**The data**
..............................

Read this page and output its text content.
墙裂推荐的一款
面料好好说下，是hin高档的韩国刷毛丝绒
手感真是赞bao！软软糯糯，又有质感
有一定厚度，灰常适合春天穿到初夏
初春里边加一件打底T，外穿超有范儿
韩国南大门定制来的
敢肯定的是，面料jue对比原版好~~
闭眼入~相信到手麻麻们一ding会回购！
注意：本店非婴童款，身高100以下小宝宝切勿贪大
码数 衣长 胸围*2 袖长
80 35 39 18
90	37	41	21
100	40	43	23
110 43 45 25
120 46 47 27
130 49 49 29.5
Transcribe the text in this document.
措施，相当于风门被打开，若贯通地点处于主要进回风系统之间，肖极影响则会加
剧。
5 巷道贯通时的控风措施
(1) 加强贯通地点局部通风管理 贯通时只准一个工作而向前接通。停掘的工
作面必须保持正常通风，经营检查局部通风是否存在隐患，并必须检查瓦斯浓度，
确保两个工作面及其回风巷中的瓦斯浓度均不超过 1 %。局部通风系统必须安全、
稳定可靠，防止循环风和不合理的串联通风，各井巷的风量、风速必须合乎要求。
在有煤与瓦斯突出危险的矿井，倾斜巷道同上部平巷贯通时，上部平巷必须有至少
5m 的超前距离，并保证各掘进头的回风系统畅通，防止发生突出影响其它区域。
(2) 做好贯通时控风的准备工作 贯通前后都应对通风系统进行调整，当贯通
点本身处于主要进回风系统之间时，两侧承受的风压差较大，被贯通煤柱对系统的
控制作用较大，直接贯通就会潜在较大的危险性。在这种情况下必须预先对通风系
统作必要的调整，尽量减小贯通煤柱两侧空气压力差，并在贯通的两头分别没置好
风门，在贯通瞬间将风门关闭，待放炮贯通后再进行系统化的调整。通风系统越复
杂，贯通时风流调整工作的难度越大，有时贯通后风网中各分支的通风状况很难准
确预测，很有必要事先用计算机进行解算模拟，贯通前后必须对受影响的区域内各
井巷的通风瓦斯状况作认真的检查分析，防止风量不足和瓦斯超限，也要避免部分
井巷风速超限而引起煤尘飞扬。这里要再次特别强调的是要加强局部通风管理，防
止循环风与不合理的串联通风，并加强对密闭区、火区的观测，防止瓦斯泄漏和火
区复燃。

..............................

**Short task**
From the entries, copy out each line containing the word "this".

**The solution**
Read this page and output its text content.
Transcribe the text in this document.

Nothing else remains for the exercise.